Word for word, give the material below again, minus any images.

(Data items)

━━━━━━━━━━━━━━━━

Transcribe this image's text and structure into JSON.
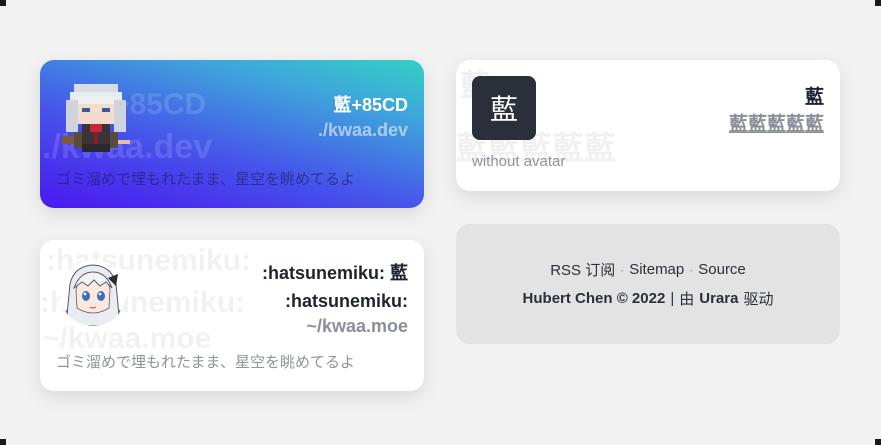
{
  "cards": [
    {
      "title": "藍+85CD",
      "link": "./kwaa.dev",
      "bio": "ゴミ溜めで埋もれたまま、星空を眺めてるよ",
      "watermark": [
        "藍+85CD",
        "./kwaa.dev"
      ],
      "avatar_icon": "pixel-art-avatar"
    },
    {
      "title": "藍",
      "link": "藍藍藍藍藍",
      "bio": "without avatar",
      "avatar_letter": "藍",
      "watermark": [
        "藍",
        "藍藍藍藍藍"
      ]
    },
    {
      "title": ":hatsunemiku: 藍 :hatsunemiku:",
      "link": "~/kwaa.moe",
      "bio": "ゴミ溜めで埋もれたまま、星空を眺めてるよ",
      "watermark": [
        ":hatsunemiku:",
        ":hatsunemiku:",
        "~/kwaa.moe"
      ],
      "avatar_icon": "anime-avatar"
    }
  ],
  "footer": {
    "rss": "RSS 订阅",
    "sitemap": "Sitemap",
    "source": "Source",
    "separator": "·",
    "author": "Hubert Chen © 2022",
    "divider": "|",
    "powered_prefix": "由",
    "powered_name": "Urara",
    "powered_suffix": "驱动"
  },
  "colors": {
    "gradient_start": "#4a18f0",
    "gradient_end": "#33d1c6",
    "card_bg": "#ffffff",
    "footer_bg": "#e3e3e3",
    "page_bg": "#f2f2f2"
  }
}
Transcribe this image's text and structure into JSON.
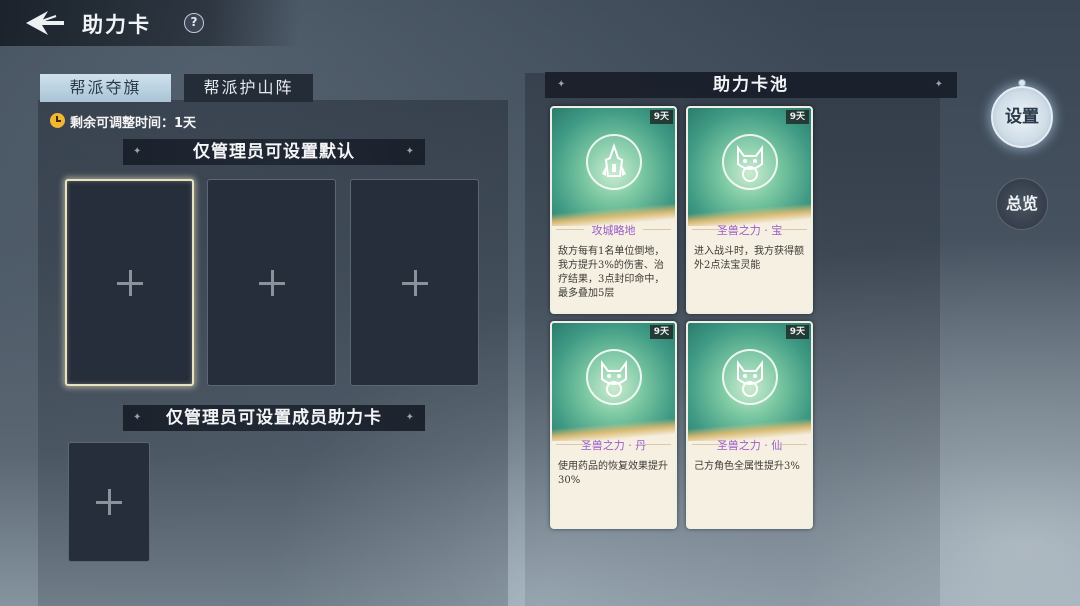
{
  "header": {
    "title": "助力卡",
    "help_label": "?"
  },
  "tabs": [
    {
      "label": "帮派夺旗",
      "active": true
    },
    {
      "label": "帮派护山阵",
      "active": false
    }
  ],
  "timer": {
    "text": "剩余可调整时间：1天"
  },
  "default_section": {
    "title": "仅管理员可设置默认",
    "slots": [
      {
        "state": "selected"
      },
      {
        "state": "empty"
      },
      {
        "state": "empty"
      }
    ]
  },
  "member_section": {
    "title": "仅管理员可设置成员助力卡"
  },
  "card_pool": {
    "title": "助力卡池",
    "cards": [
      {
        "name": "攻城略地",
        "days": "9天",
        "emblem": "tower-icon",
        "desc": "敌方每有1名单位倒地，我方提升3%的伤害、治疗结果，3点封印命中，最多叠加5层"
      },
      {
        "name": "圣兽之力 · 宝",
        "days": "9天",
        "emblem": "beast-icon",
        "desc": "进入战斗时，我方获得额外2点法宝灵能"
      },
      {
        "name": "圣兽之力 · 丹",
        "days": "9天",
        "emblem": "beast-icon",
        "desc": "使用药品的恢复效果提升30%"
      },
      {
        "name": "圣兽之力 · 仙",
        "days": "9天",
        "emblem": "beast-icon",
        "desc": "己方角色全属性提升3%"
      }
    ]
  },
  "side_buttons": {
    "settings": "设置",
    "overview": "总览"
  },
  "colors": {
    "card_name": "#9a5cc8",
    "card_art": "#3f9a84",
    "timer_icon": "#f1b632",
    "active_tab": "#cfe1ee"
  }
}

━━━━━━━━━━━━━━━━

- SOLUTION
Transcribe this image's text and structure into JSON.
{
  "cards": [
    {
      "title": "藍+85CD",
      "link": "./kwaa.dev",
      "bio": "ゴミ溜めで埋もれたまま、星空を眺めてるよ",
      "watermark": [
        "藍+85CD",
        "./kwaa.dev"
      ],
      "avatar_icon": "pixel-art-avatar"
    },
    {
      "title": "藍",
      "link": "藍藍藍藍藍",
      "bio": "without avatar",
      "avatar_letter": "藍",
      "watermark": [
        "藍",
        "藍藍藍藍藍"
      ]
    },
    {
      "title": ":hatsunemiku: 藍 :hatsunemiku:",
      "link": "~/kwaa.moe",
      "bio": "ゴミ溜めで埋もれたまま、星空を眺めてるよ",
      "watermark": [
        ":hatsunemiku:",
        ":hatsunemiku:",
        "~/kwaa.moe"
      ],
      "avatar_icon": "anime-avatar"
    }
  ],
  "footer": {
    "rss": "RSS 订阅",
    "sitemap": "Sitemap",
    "source": "Source",
    "separator": "·",
    "author": "Hubert Chen © 2022",
    "divider": "|",
    "powered_prefix": "由",
    "powered_name": "Urara",
    "powered_suffix": "驱动"
  },
  "colors": {
    "gradient_start": "#4a18f0",
    "gradient_end": "#33d1c6",
    "card_bg": "#ffffff",
    "footer_bg": "#e3e3e3",
    "page_bg": "#f2f2f2"
  }
}
Transcribe this image's text and structure into JSON.
{
  "header": {
    "title": "助力卡",
    "help_label": "?"
  },
  "tabs": [
    {
      "label": "帮派夺旗",
      "active": true
    },
    {
      "label": "帮派护山阵",
      "active": false
    }
  ],
  "timer": {
    "text": "剩余可调整时间：1天"
  },
  "default_section": {
    "title": "仅管理员可设置默认",
    "slots": [
      {
        "state": "selected"
      },
      {
        "state": "empty"
      },
      {
        "state": "empty"
      }
    ]
  },
  "member_section": {
    "title": "仅管理员可设置成员助力卡"
  },
  "card_pool": {
    "title": "助力卡池",
    "cards": [
      {
        "name": "攻城略地",
        "days": "9天",
        "emblem": "tower-icon",
        "desc": "敌方每有1名单位倒地，我方提升3%的伤害、治疗结果，3点封印命中，最多叠加5层"
      },
      {
        "name": "圣兽之力 · 宝",
        "days": "9天",
        "emblem": "beast-icon",
        "desc": "进入战斗时，我方获得额外2点法宝灵能"
      },
      {
        "name": "圣兽之力 · 丹",
        "days": "9天",
        "emblem": "beast-icon",
        "desc": "使用药品的恢复效果提升30%"
      },
      {
        "name": "圣兽之力 · 仙",
        "days": "9天",
        "emblem": "beast-icon",
        "desc": "己方角色全属性提升3%"
      }
    ]
  },
  "side_buttons": {
    "settings": "设置",
    "overview": "总览"
  },
  "colors": {
    "card_name": "#9a5cc8",
    "card_art": "#3f9a84",
    "timer_icon": "#f1b632",
    "active_tab": "#cfe1ee"
  }
}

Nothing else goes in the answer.